**Exercise details**
Give only the count of lines containing "Altim".

**Data excerpts**
========================================
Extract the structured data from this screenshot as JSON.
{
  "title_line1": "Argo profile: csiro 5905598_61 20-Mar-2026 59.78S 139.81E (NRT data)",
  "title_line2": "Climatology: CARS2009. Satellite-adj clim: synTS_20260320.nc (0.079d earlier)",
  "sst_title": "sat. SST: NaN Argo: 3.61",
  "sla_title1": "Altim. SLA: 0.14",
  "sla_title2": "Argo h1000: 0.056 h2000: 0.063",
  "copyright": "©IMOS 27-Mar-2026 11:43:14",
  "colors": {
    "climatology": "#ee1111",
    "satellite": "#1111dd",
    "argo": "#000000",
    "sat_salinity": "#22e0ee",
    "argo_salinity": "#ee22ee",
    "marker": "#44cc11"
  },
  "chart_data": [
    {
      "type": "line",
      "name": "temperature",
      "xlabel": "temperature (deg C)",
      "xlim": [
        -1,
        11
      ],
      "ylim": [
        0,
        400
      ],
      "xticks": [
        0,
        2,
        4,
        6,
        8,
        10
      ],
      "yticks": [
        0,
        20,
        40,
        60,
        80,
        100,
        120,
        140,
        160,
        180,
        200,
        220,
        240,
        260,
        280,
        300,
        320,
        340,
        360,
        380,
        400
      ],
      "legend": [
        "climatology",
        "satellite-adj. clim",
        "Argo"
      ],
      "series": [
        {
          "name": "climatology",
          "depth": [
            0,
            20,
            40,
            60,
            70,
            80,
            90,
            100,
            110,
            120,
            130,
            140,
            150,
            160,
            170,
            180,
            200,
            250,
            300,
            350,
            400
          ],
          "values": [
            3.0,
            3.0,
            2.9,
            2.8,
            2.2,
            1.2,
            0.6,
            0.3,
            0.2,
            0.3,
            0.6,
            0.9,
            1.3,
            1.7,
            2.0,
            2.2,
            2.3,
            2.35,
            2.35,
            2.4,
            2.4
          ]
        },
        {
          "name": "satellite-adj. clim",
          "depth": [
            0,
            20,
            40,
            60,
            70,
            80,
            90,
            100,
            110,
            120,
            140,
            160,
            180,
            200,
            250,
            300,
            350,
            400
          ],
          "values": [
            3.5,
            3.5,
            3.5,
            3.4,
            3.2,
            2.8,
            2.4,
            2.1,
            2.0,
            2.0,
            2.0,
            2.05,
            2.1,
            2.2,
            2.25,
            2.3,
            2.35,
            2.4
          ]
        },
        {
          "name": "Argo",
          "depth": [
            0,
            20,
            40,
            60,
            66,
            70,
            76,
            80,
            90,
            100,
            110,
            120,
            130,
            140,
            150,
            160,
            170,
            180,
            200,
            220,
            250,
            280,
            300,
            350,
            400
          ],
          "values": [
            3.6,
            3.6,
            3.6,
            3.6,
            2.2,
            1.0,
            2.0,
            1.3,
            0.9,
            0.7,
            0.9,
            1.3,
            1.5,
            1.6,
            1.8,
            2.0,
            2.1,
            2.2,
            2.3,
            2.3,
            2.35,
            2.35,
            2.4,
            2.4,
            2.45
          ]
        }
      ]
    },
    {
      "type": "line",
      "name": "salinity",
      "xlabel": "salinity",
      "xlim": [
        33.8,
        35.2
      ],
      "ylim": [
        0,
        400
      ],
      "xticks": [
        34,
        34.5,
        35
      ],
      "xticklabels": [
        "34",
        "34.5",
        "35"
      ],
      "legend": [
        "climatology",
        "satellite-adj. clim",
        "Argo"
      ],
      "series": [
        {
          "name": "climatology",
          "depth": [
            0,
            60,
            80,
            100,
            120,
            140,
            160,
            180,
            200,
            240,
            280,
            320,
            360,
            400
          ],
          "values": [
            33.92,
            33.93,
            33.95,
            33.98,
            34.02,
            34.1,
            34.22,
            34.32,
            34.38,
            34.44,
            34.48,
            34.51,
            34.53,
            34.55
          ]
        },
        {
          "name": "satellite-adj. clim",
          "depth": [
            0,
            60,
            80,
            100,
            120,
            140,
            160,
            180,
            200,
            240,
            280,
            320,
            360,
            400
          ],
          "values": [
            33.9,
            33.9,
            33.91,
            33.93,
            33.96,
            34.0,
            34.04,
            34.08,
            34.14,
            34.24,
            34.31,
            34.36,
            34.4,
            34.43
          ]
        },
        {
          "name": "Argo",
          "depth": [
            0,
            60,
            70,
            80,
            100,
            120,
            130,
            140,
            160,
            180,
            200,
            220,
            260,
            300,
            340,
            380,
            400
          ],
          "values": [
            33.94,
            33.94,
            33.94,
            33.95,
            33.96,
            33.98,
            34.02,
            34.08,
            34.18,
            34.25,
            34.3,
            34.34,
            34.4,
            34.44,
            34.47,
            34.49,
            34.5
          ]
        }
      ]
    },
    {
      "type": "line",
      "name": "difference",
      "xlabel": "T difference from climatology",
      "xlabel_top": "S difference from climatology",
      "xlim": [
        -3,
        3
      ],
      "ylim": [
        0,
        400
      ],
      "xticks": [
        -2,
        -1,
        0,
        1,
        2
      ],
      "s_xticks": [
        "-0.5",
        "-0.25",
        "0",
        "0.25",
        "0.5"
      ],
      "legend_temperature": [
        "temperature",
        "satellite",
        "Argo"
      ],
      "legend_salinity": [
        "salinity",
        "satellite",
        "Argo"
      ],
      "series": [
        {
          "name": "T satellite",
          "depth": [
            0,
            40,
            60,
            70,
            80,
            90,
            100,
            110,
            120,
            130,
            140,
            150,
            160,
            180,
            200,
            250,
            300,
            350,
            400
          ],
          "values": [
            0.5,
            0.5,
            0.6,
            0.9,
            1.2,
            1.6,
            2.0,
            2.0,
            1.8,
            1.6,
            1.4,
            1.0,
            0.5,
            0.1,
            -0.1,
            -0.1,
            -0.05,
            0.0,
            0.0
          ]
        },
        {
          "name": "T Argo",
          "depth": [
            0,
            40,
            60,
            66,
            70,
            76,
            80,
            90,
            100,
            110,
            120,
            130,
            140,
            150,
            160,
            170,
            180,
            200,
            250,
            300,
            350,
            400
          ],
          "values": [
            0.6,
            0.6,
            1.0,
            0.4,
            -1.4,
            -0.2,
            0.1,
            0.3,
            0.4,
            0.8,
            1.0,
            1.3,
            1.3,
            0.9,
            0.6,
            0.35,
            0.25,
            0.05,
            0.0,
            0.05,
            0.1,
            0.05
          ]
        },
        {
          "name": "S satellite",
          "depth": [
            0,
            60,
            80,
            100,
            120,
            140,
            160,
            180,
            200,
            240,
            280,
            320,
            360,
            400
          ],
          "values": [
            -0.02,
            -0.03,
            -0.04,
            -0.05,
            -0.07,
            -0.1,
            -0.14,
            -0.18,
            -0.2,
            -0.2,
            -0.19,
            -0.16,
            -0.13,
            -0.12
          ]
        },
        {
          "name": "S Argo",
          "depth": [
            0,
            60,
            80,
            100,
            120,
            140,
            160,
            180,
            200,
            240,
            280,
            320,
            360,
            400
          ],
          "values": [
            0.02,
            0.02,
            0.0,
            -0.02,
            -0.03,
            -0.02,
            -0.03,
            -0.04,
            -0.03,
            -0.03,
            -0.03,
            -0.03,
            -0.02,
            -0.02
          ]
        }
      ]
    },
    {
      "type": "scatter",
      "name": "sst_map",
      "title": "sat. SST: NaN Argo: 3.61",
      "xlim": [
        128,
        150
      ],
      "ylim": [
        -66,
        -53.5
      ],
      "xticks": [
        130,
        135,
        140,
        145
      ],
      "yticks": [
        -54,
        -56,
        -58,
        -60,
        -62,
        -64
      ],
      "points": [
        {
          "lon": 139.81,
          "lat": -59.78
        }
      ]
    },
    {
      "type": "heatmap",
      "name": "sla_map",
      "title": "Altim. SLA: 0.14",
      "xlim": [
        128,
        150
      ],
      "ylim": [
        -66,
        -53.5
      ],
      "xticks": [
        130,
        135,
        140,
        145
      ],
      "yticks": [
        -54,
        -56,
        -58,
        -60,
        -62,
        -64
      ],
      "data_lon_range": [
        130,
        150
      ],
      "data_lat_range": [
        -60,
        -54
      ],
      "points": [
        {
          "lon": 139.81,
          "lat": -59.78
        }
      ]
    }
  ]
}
========================================
**Final result**
2